Work instructions: Reproduce these rows below word for word, starting with the line with "column-header[interactable]: Actual Date" and going on through the line with "470, 652, 486]", both included, and output nothing else.

[Source data]
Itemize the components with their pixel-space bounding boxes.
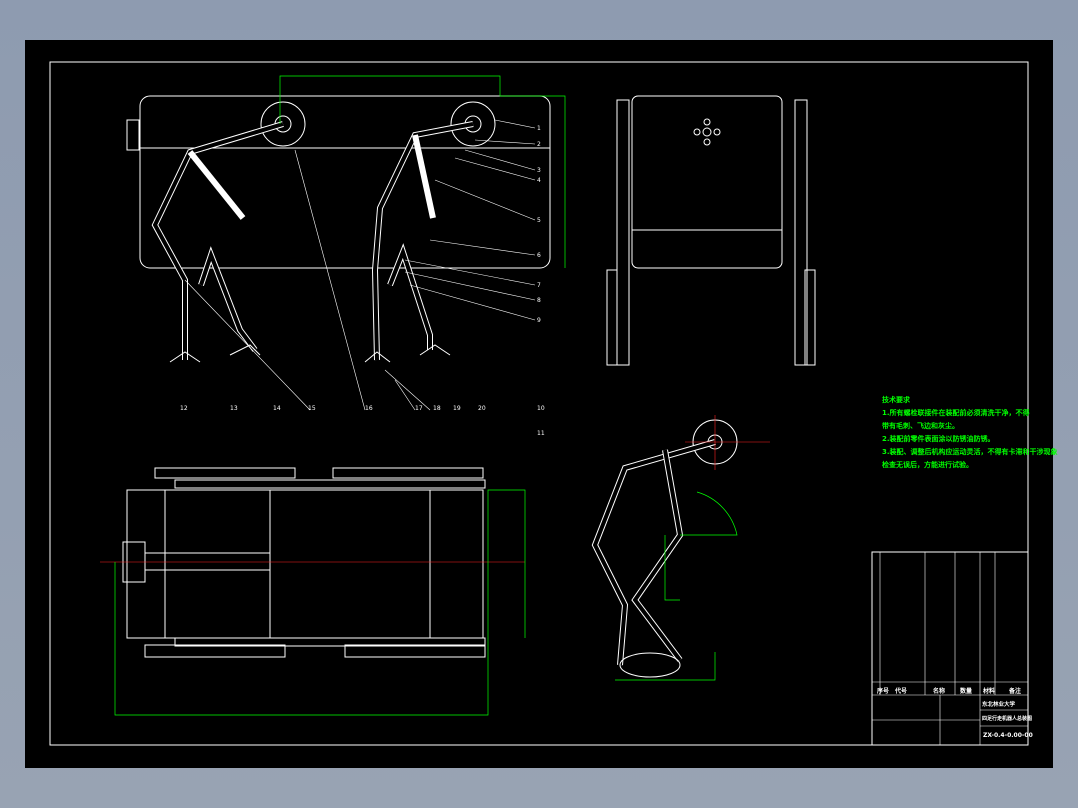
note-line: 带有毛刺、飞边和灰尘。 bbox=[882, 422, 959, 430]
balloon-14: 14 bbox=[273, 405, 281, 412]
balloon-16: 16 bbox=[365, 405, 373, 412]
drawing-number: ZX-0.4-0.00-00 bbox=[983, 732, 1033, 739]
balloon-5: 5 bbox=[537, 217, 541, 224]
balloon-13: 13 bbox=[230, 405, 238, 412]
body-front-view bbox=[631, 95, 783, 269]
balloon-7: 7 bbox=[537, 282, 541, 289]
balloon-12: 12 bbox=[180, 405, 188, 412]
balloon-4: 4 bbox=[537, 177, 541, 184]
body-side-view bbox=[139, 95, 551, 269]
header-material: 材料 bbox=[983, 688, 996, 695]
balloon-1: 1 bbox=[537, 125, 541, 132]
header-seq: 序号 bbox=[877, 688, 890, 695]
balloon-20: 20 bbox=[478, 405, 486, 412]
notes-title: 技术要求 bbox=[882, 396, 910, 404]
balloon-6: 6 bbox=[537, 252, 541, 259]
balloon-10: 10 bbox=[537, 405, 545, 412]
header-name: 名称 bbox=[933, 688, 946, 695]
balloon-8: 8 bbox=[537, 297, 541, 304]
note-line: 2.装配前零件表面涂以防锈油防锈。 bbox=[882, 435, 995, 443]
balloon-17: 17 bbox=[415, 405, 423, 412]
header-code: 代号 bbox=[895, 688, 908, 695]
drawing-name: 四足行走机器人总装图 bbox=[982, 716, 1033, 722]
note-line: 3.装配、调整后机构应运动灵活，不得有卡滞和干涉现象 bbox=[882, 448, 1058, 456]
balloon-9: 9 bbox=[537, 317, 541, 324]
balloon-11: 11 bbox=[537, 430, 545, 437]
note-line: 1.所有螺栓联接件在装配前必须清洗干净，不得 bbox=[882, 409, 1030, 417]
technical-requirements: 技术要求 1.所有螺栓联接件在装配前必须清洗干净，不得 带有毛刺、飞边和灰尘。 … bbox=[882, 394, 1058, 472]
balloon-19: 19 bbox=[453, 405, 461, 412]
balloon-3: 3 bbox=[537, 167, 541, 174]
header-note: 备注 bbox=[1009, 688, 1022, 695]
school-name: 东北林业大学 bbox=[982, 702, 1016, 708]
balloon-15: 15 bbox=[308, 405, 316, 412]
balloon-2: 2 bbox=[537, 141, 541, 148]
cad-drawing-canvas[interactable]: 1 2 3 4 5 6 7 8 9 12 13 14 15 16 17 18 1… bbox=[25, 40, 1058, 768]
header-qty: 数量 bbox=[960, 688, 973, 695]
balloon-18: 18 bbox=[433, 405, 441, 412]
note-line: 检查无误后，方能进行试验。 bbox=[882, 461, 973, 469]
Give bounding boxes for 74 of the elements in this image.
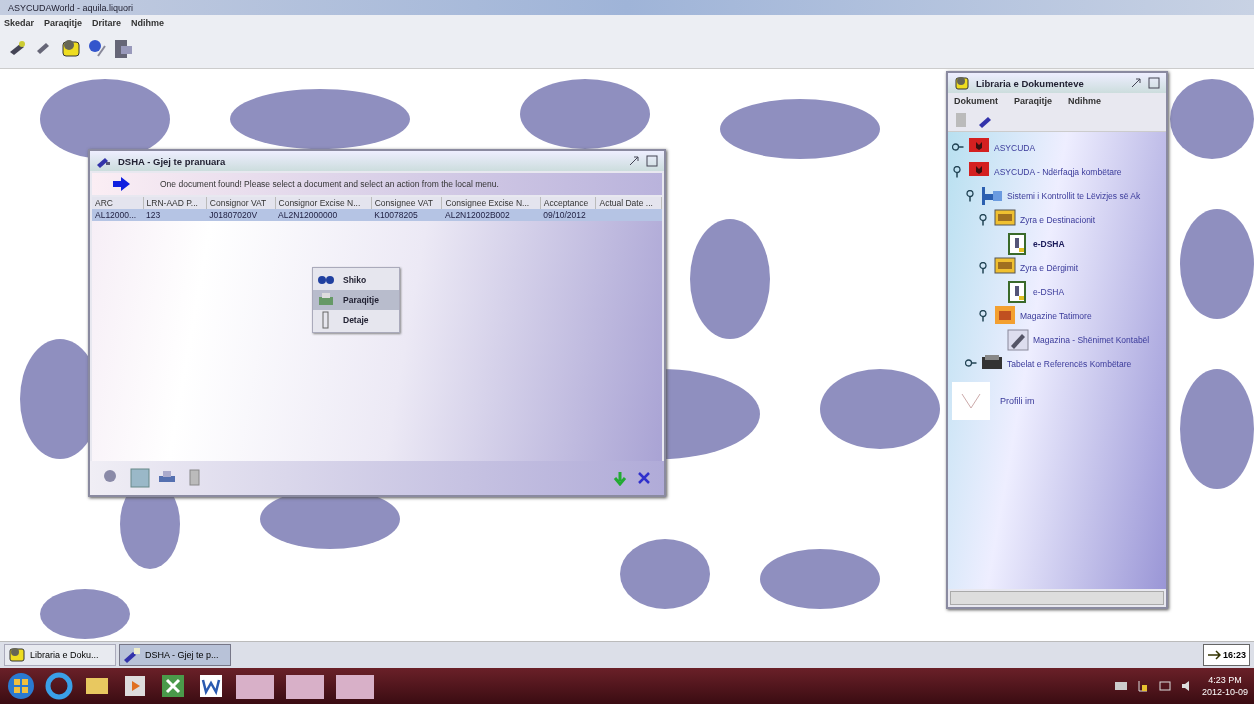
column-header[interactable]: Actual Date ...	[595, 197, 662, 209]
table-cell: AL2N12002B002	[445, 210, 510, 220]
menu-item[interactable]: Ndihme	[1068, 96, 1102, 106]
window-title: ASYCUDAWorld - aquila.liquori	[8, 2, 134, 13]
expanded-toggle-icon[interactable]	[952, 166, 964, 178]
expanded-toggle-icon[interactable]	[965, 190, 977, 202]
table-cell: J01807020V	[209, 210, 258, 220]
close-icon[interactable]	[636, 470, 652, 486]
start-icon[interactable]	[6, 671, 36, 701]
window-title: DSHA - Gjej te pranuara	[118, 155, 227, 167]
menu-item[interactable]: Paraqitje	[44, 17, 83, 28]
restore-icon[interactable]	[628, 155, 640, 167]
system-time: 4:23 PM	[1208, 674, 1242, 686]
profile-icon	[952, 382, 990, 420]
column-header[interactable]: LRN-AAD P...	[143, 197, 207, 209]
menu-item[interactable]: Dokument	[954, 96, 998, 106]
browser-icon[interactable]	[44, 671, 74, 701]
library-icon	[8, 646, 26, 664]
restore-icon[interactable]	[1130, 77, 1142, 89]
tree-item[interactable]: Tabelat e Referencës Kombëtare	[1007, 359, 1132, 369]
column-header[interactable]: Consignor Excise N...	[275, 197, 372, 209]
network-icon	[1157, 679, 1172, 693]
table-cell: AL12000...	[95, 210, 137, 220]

Final answer:
column-header[interactable]: Actual Date ...	[595, 197, 662, 209]
table-cell: AL2N12002B002	[445, 210, 510, 220]
menu-item[interactable]: Ndihme	[1068, 96, 1102, 106]
window-title: ASYCUDAWorld - aquila.liquori	[8, 2, 134, 13]
expanded-toggle-icon[interactable]	[952, 166, 964, 178]
expanded-toggle-icon[interactable]	[965, 190, 977, 202]
table-cell: J01807020V	[209, 210, 258, 220]
close-icon[interactable]	[636, 470, 652, 486]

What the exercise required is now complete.